> [WRITTEN INSTRUCTION]
Please give the items from the start through the line holding "title-bar: 系统设置 <box>0 0 702 32</box>", inclusive, again with "watermark-url" swapped for "watermark-link" and everything else unchanged.

> [LISTED RECORDS]
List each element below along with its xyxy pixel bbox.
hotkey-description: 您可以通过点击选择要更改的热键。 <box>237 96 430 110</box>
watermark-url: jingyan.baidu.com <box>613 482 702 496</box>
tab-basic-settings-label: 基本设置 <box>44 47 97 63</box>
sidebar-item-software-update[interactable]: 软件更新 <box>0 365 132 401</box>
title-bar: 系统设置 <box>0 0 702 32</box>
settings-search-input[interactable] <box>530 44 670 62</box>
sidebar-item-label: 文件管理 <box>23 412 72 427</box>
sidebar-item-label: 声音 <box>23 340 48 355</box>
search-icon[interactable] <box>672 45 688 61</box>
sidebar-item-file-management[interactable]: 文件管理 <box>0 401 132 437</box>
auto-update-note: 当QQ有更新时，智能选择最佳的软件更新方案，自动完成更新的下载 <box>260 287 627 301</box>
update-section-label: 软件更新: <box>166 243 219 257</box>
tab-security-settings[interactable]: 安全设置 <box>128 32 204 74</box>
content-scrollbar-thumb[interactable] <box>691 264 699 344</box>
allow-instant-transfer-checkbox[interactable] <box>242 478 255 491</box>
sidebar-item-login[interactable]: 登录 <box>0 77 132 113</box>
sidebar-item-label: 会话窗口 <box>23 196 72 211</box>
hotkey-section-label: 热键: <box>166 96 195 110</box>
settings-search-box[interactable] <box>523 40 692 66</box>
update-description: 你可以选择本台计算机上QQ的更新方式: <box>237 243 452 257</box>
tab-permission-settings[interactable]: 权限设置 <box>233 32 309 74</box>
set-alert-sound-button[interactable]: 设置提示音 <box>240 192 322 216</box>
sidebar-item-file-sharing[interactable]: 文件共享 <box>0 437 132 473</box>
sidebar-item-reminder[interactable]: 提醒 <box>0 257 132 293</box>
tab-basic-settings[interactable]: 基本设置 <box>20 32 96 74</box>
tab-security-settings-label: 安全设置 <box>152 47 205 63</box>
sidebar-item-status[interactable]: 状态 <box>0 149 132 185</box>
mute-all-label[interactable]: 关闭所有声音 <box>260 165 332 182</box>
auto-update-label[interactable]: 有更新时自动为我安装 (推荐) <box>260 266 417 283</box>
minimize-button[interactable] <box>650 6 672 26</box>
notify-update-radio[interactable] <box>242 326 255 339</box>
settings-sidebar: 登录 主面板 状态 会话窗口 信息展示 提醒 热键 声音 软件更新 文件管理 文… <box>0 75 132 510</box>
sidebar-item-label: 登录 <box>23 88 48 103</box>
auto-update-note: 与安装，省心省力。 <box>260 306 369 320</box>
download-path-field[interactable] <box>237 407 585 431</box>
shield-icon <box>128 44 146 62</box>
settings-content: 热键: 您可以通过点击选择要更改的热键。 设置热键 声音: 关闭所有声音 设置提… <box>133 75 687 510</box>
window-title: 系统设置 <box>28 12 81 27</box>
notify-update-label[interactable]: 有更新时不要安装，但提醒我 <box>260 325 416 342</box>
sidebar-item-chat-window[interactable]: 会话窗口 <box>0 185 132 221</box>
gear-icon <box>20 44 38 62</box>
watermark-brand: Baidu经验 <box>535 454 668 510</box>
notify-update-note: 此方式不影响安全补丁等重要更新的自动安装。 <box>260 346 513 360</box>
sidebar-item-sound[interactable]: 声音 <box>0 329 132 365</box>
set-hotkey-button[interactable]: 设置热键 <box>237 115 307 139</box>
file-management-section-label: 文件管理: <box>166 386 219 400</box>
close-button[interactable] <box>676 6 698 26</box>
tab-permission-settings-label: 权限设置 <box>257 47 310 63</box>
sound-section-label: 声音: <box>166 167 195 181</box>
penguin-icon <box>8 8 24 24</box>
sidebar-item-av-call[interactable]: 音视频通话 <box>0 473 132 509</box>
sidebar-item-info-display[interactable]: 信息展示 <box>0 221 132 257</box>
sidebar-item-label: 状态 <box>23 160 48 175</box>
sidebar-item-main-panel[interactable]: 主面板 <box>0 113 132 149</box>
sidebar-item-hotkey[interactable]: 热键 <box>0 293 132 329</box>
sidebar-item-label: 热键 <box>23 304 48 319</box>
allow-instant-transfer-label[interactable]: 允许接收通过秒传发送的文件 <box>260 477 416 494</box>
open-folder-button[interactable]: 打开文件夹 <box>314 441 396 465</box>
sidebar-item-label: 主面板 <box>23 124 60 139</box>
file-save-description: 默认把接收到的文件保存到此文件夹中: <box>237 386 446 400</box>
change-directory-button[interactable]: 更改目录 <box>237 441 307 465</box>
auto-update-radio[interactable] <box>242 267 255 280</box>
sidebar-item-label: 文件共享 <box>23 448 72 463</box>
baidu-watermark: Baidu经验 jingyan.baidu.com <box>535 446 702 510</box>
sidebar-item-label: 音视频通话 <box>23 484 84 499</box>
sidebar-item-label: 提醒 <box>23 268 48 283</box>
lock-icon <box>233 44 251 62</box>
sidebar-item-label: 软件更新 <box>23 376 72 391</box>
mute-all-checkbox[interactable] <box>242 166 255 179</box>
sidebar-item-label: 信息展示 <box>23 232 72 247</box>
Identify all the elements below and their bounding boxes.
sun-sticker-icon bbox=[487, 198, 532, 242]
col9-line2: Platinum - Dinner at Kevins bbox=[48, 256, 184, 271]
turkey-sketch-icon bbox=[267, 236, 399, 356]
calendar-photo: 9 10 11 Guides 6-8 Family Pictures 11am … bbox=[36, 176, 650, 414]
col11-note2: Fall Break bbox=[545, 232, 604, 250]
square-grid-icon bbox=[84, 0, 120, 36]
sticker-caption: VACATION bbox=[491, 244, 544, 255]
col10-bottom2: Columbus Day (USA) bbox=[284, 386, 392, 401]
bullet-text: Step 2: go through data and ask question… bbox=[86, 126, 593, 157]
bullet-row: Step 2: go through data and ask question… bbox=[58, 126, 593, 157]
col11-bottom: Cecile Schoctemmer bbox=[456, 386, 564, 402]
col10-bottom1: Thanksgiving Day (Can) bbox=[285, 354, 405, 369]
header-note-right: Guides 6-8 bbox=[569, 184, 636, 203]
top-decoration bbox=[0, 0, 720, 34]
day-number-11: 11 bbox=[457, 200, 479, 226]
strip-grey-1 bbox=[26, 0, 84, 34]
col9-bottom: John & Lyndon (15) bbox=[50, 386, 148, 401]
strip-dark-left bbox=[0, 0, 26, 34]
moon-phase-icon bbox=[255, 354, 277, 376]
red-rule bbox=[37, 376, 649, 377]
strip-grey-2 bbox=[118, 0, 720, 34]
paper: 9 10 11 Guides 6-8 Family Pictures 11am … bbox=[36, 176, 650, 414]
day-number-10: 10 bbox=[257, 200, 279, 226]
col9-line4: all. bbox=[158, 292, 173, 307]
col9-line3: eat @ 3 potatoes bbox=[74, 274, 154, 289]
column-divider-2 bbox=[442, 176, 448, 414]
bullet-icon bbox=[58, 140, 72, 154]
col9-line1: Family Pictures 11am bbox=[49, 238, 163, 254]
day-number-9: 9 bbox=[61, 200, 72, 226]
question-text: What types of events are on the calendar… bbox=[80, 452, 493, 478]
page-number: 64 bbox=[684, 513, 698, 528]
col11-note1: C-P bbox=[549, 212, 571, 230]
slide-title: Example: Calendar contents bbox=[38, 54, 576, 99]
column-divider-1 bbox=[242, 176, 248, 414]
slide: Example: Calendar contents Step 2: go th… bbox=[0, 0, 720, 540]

> [RESULT]
List each element below along with its xyxy pixel bbox.
hotkey-description: 您可以通过点击选择要更改的热键。 <box>237 96 430 110</box>
watermark-link: jingyan.baidu.com <box>613 482 702 496</box>
tab-basic-settings-label: 基本设置 <box>44 47 97 63</box>
sidebar-item-software-update[interactable]: 软件更新 <box>0 365 132 401</box>
title-bar: 系统设置 <box>0 0 702 32</box>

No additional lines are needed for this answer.